## Task to carry out
Any pictures should be left out; please print exactly the lines between the line with "What data populates" and the line with "Enumerate this screenshot's", inclusive.

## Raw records
--- --- ---

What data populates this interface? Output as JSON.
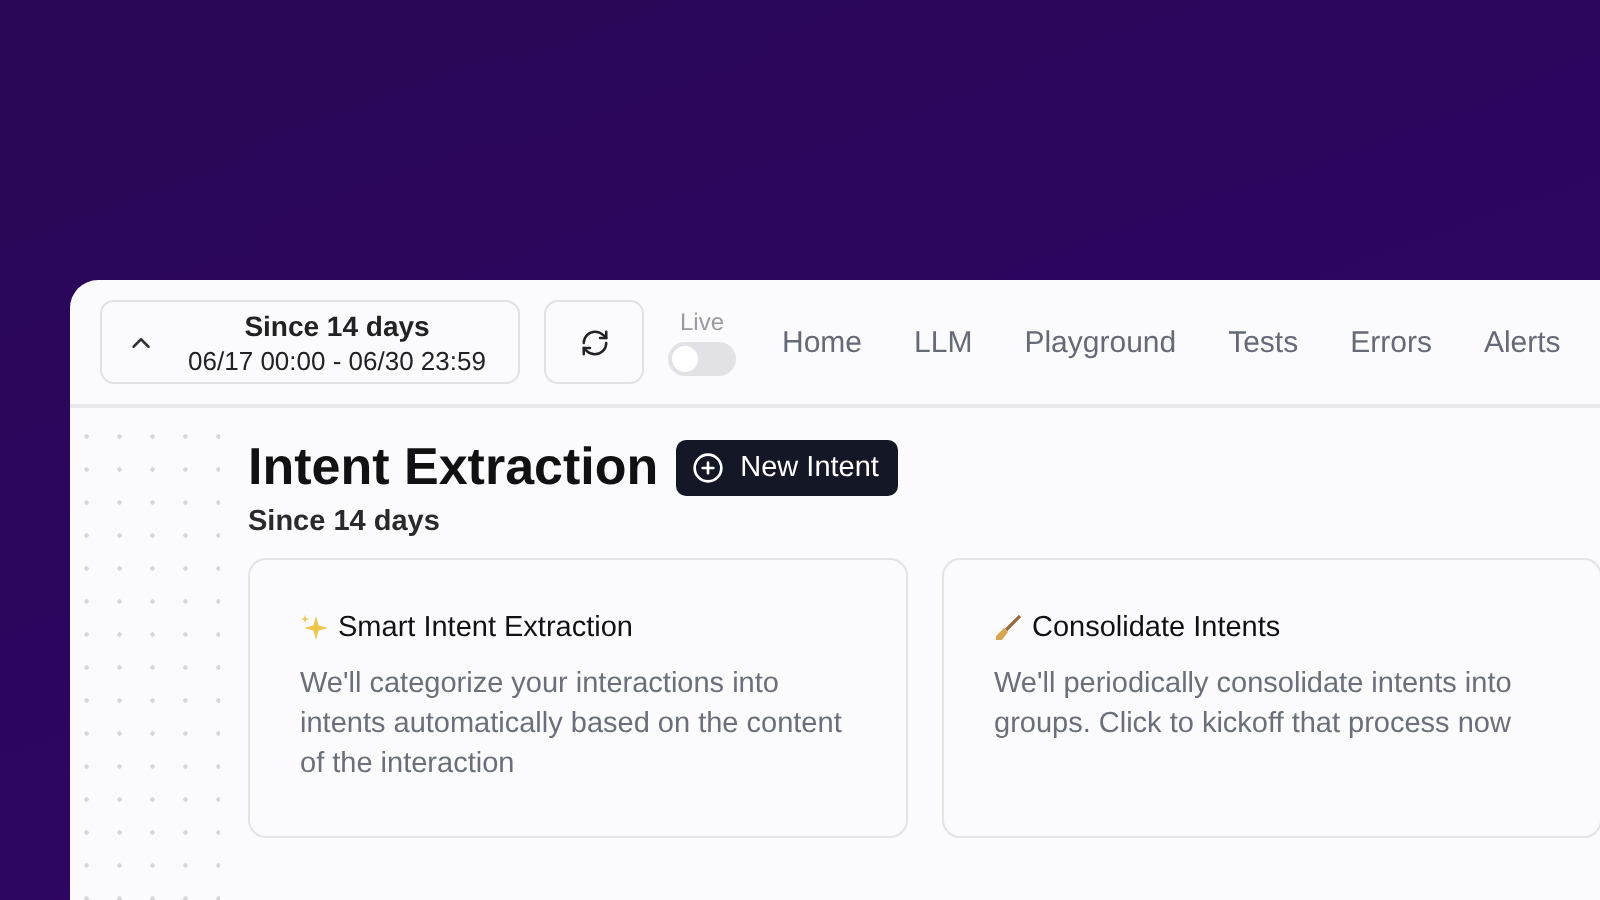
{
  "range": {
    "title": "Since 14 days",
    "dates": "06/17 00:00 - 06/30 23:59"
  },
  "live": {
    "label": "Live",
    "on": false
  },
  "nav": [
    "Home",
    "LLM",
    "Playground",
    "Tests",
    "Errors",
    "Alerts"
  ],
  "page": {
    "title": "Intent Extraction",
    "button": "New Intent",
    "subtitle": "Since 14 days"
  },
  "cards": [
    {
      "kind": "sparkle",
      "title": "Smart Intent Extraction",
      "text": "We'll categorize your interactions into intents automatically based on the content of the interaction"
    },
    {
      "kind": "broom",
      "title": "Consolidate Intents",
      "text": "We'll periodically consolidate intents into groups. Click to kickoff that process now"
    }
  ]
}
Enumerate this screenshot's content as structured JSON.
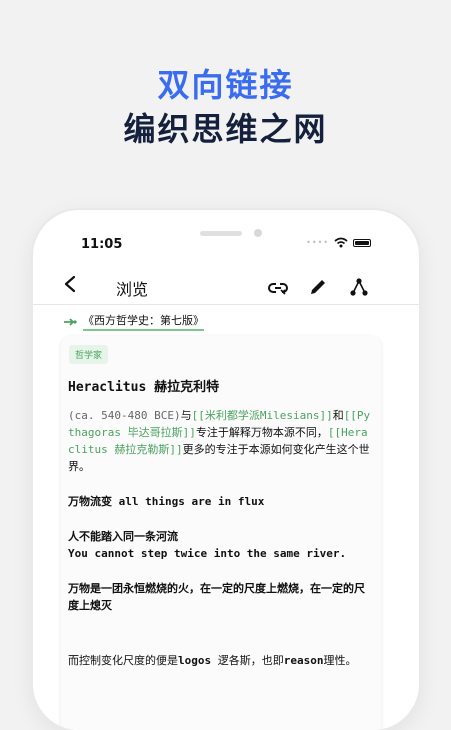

--- --- ---

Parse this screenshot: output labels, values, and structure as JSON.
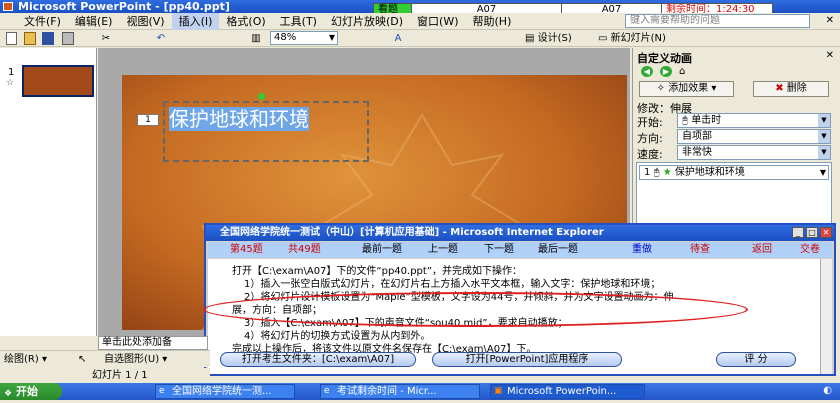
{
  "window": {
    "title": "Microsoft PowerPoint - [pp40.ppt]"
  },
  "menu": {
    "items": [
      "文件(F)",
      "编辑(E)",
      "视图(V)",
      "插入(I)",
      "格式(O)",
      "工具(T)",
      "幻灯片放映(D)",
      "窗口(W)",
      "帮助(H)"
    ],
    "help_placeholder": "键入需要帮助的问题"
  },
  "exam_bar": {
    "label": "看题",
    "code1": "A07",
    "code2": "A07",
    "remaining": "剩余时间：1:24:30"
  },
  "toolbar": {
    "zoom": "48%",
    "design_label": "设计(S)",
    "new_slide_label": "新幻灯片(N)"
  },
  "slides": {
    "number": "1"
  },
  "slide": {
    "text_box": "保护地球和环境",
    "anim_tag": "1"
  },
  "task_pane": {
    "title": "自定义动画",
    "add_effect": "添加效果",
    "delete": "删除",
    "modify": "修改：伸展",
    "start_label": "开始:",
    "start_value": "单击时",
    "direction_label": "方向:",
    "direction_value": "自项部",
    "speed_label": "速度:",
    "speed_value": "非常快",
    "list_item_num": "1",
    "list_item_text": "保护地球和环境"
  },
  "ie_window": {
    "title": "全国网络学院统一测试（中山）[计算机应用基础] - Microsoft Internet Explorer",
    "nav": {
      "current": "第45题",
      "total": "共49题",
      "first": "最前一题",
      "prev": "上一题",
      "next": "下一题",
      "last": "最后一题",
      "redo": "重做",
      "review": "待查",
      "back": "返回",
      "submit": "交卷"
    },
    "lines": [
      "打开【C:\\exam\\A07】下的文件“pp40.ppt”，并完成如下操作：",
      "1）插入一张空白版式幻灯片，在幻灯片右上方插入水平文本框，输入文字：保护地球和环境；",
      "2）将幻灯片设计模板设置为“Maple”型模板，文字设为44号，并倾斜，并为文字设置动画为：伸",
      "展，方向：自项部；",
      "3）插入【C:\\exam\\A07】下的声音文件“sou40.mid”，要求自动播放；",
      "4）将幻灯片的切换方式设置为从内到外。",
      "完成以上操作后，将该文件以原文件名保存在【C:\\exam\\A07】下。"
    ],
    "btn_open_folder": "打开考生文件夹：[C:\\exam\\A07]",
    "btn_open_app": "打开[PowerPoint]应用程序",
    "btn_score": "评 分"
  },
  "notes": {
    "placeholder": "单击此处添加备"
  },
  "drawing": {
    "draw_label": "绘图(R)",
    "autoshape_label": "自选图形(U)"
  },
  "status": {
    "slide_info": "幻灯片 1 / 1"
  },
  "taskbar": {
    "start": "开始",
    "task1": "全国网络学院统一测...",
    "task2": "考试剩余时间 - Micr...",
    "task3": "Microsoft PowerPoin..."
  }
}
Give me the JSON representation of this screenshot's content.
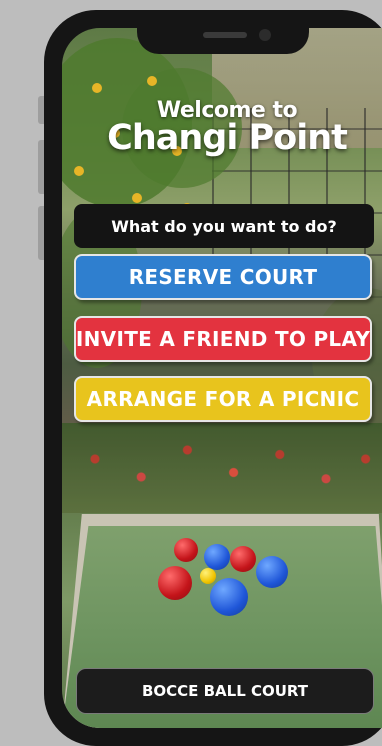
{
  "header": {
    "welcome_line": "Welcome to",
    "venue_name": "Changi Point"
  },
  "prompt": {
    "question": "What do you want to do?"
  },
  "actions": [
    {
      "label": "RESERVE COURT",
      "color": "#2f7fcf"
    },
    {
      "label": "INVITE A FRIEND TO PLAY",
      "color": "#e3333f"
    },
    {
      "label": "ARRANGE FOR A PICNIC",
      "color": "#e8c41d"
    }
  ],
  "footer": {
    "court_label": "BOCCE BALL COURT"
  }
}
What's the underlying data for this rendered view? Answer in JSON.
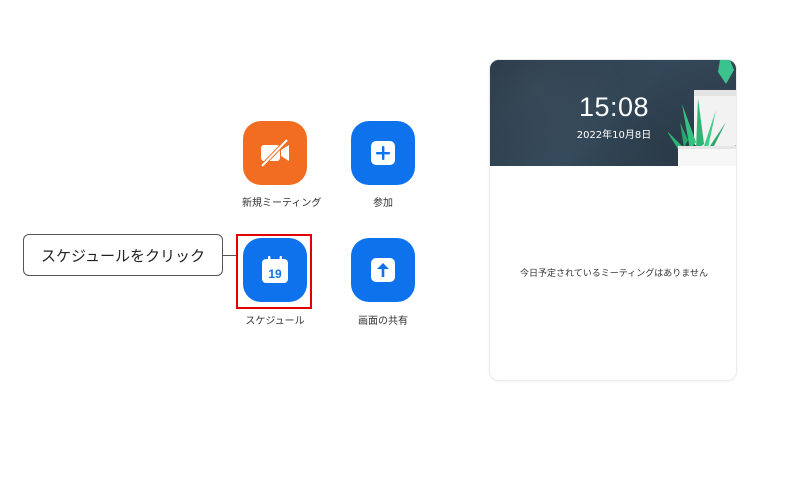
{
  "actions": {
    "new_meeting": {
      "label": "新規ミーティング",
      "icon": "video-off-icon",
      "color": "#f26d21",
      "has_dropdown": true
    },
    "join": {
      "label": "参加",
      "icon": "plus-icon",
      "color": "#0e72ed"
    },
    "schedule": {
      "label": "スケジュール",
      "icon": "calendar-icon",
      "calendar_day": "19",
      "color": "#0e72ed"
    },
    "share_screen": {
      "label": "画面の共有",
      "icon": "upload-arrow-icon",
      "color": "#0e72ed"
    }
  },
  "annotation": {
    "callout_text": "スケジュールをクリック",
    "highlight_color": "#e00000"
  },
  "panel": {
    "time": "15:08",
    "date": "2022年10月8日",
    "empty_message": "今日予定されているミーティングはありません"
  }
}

--- --- ---

## Exercise response
What data populates this interface? Output as JSON.
{
  "range": {
    "title": "Since 14 days",
    "dates": "06/17 00:00 - 06/30 23:59"
  },
  "live": {
    "label": "Live",
    "on": false
  },
  "nav": [
    "Home",
    "LLM",
    "Playground",
    "Tests",
    "Errors",
    "Alerts"
  ],
  "page": {
    "title": "Intent Extraction",
    "button": "New Intent",
    "subtitle": "Since 14 days"
  },
  "cards": [
    {
      "kind": "sparkle",
      "title": "Smart Intent Extraction",
      "text": "We'll categorize your interactions into intents automatically based on the content of the interaction"
    },
    {
      "kind": "broom",
      "title": "Consolidate Intents",
      "text": "We'll periodically consolidate intents into groups. Click to kickoff that process now"
    }
  ]
}
Enumerate this screenshot's content as structured JSON.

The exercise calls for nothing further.